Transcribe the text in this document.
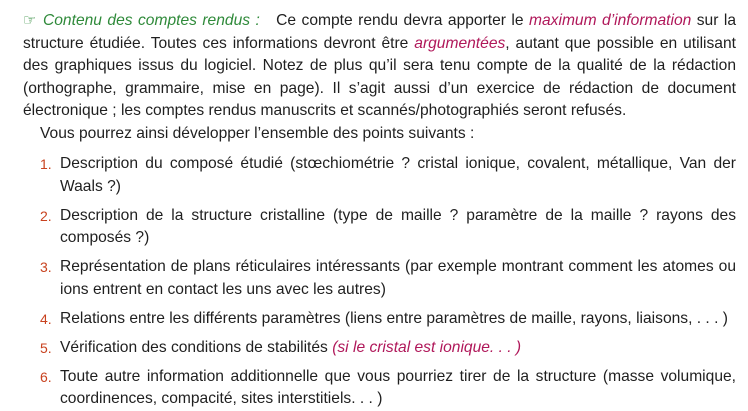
☞ Contenu des comptes rendus : Ce compte rendu devra apporter le maximum d’information sur la structure étudiée. Toutes ces informations devront être argumentées, autant que possible en utilisant des graphiques issus du logiciel. Notez de plus qu’il sera tenu compte de la qualité de la rédaction (orthographe, grammaire, mise en page). Il s’agit aussi d’un exercice de rédaction de document électronique ; les comptes rendus manuscrits et scannés/photographiés seront refusés.

Vous pourrez ainsi développer l’ensemble des points suivants :

1. Description du composé étudié (stœchiométrie ? cristal ionique, covalent, métallique, Van der Waals ?)
2. Description de la structure cristalline (type de maille ? paramètre de la maille ? rayons des composés ?)
3. Représentation de plans réticulaires intéressants (par exemple montrant comment les atomes ou ions entrent en contact les uns avec les autres)
4. Relations entre les différents paramètres (liens entre paramètres de maille, rayons, liaisons, . . . )
5. Vérification des conditions de stabilités (si le cristal est ionique. . . )
6. Toute autre information additionnelle que vous pourriez tirer de la structure (masse volumique, coordinences, compacité, sites interstitiels. . . )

### Problem requirements
Take each line containing the string "information" and copy it out.

### Response below
☞ Contenu des comptes rendus : Ce compte rendu devra apporter le maximum d’information sur la structure étudiée. Toutes ces informations devront être argumentées, autant que possible en utilisant des graphiques issus du logiciel. Notez de plus qu’il sera tenu compte de la qualité de la rédaction (orthographe, grammaire, mise en page). Il s’agit aussi d’un exercice de rédaction de document électronique ; les comptes rendus manuscrits et scannés/photographiés seront refusés.
6. Toute autre information additionnelle que vous pourriez tirer de la structure (masse volumique, coordinences, compacité, sites interstitiels. . . )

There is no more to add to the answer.